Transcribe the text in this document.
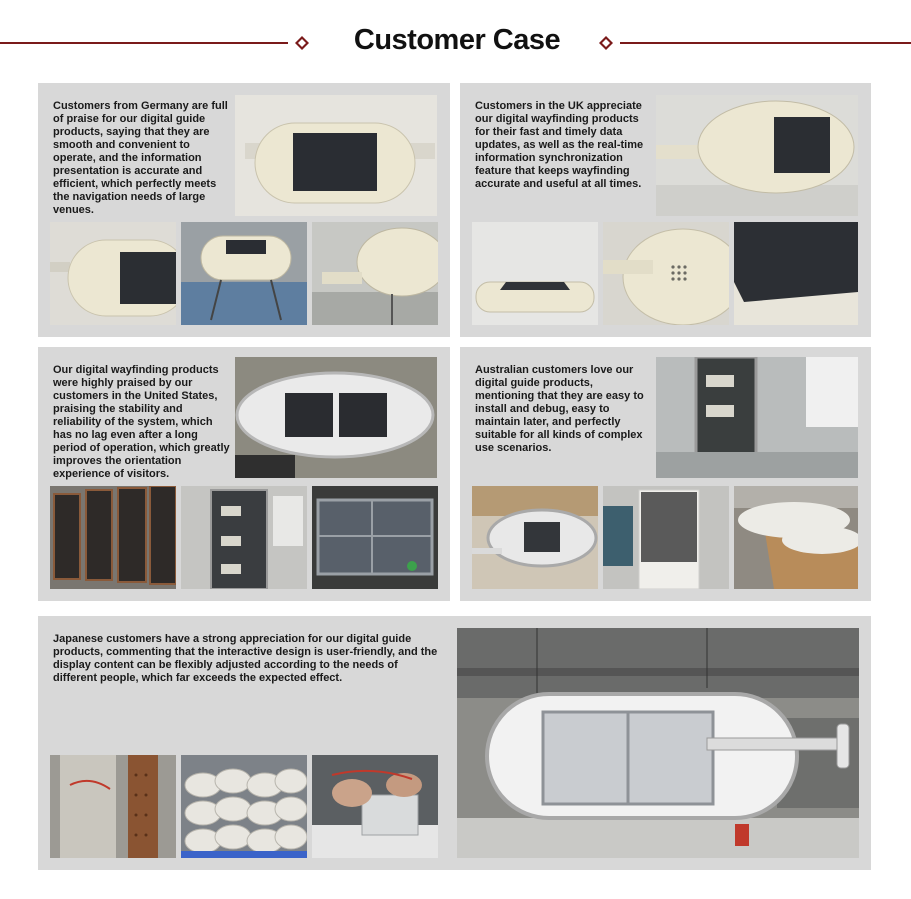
Customer Case
Customers from Germany are full of praise for our digital guide products, saying that they are smooth and convenient to operate, and the information presentation is accurate and efficient, which perfectly meets the navigation needs of large venues.
Customers in the UK appreciate our digital wayfinding products for their fast and timely data updates, as well as the real-time information synchronization feature that keeps wayfinding accurate and useful at all times.
Our digital wayfinding products were highly praised by our customers in the United States, praising the stability and reliability of the system, which has no lag even after a long period of operation, which greatly improves the orientation experience of visitors.
Australian customers love our digital guide products, mentioning that they are easy to install and debug, easy to maintain later, and perfectly suitable for all kinds of complex use scenarios.
Japanese customers have a strong appreciation for our digital guide products, commenting that the interactive design is user-friendly, and the display content can be flexibly adjusted according to the needs of different people, which far exceeds the expected effect.
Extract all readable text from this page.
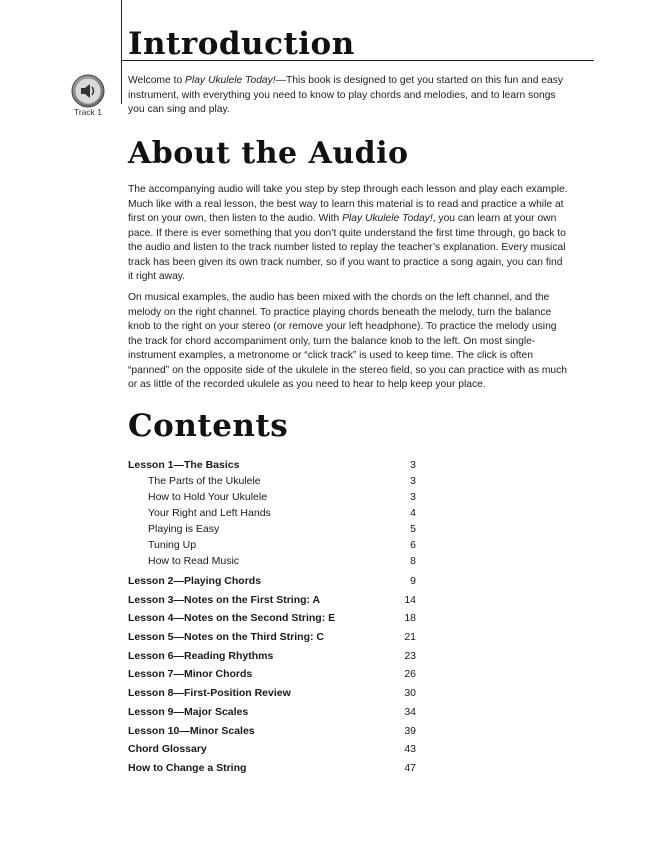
Introduction
Track 1

Welcome to Play Ukulele Today!—This book is designed to get you started on this fun and easy instrument, with everything you need to know to play chords and melodies, and to learn songs you can sing and play.

About the Audio

The accompanying audio will take you step by step through each lesson and play each example. Much like with a real lesson, the best way to learn this material is to read and practice a while at first on your own, then listen to the audio. With Play Ukulele Today!, you can learn at your own pace. If there is ever something that you don’t quite understand the first time through, go back to the audio and listen to the track number listed to replay the teacher’s explanation. Every musical track has been given its own track number, so if you want to practice a song again, you can find it right away.

On musical examples, the audio has been mixed with the chords on the left channel, and the melody on the right channel. To practice playing chords beneath the melody, turn the balance knob to the right on your stereo (or remove your left headphone). To practice the melody using the track for chord accompaniment only, turn the balance knob to the left. On most single-instrument examples, a metronome or “click track” is used to keep time. The click is often “panned” on the opposite side of the ukulele in the stereo field, so you can practice with as much or as little of the recorded ukulele as you need to hear to help keep your place.

Contents
Lesson 1—The Basics	3
The Parts of the Ukulele	3
How to Hold Your Ukulele	3
Your Right and Left Hands	4
Playing is Easy	5
Tuning Up	6
How to Read Music	8
Lesson 2—Playing Chords	9
Lesson 3—Notes on the First String: A	14
Lesson 4—Notes on the Second String: E	18
Lesson 5—Notes on the Third String: C	21
Lesson 6—Reading Rhythms	23
Lesson 7—Minor Chords	26
Lesson 8—First-Position Review	30
Lesson 9—Major Scales	34
Lesson 10—Minor Scales	39
Chord Glossary	43
How to Change a String	47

•••••

Task statement
Copy the material above exactly and drop the pictures.

Task output
Transcribe the text in this document.
Customer Case
Customers from Germany are full of praise for our digital guide products, saying that they are smooth and convenient to operate, and the information presentation is accurate and efficient, which perfectly meets the navigation needs of large venues.
Customers in the UK appreciate our digital wayfinding products for their fast and timely data updates, as well as the real-time information synchronization feature that keeps wayfinding accurate and useful at all times.
Our digital wayfinding products were highly praised by our customers in the United States, praising the stability and reliability of the system, which has no lag even after a long period of operation, which greatly improves the orientation experience of visitors.
Australian customers love our digital guide products, mentioning that they are easy to install and debug, easy to maintain later, and perfectly suitable for all kinds of complex use scenarios.
Japanese customers have a strong appreciation for our digital guide products, commenting that the interactive design is user-friendly, and the display content can be flexibly adjusted according to the needs of different people, which far exceeds the expected effect.
Extract all readable text from this page.
Introduction
Track 1

Welcome to Play Ukulele Today!—This book is designed to get you started on this fun and easy instrument, with everything you need to know to play chords and melodies, and to learn songs you can sing and play.

About the Audio

The accompanying audio will take you step by step through each lesson and play each example. Much like with a real lesson, the best way to learn this material is to read and practice a while at first on your own, then listen to the audio. With Play Ukulele Today!, you can learn at your own pace. If there is ever something that you don’t quite understand the first time through, go back to the audio and listen to the track number listed to replay the teacher’s explanation. Every musical track has been given its own track number, so if you want to practice a song again, you can find it right away.

On musical examples, the audio has been mixed with the chords on the left channel, and the melody on the right channel. To practice playing chords beneath the melody, turn the balance knob to the right on your stereo (or remove your left headphone). To practice the melody using the track for chord accompaniment only, turn the balance knob to the left. On most single-instrument examples, a metronome or “click track” is used to keep time. The click is often “panned” on the opposite side of the ukulele in the stereo field, so you can practice with as much or as little of the recorded ukulele as you need to hear to help keep your place.

Contents
Lesson 1—The Basics	3
The Parts of the Ukulele	3
How to Hold Your Ukulele	3
Your Right and Left Hands	4
Playing is Easy	5
Tuning Up	6
How to Read Music	8
Lesson 2—Playing Chords	9
Lesson 3—Notes on the First String: A	14
Lesson 4—Notes on the Second String: E	18
Lesson 5—Notes on the Third String: C	21
Lesson 6—Reading Rhythms	23
Lesson 7—Minor Chords	26
Lesson 8—First-Position Review	30
Lesson 9—Major Scales	34
Lesson 10—Minor Scales	39
Chord Glossary	43
How to Change a String	47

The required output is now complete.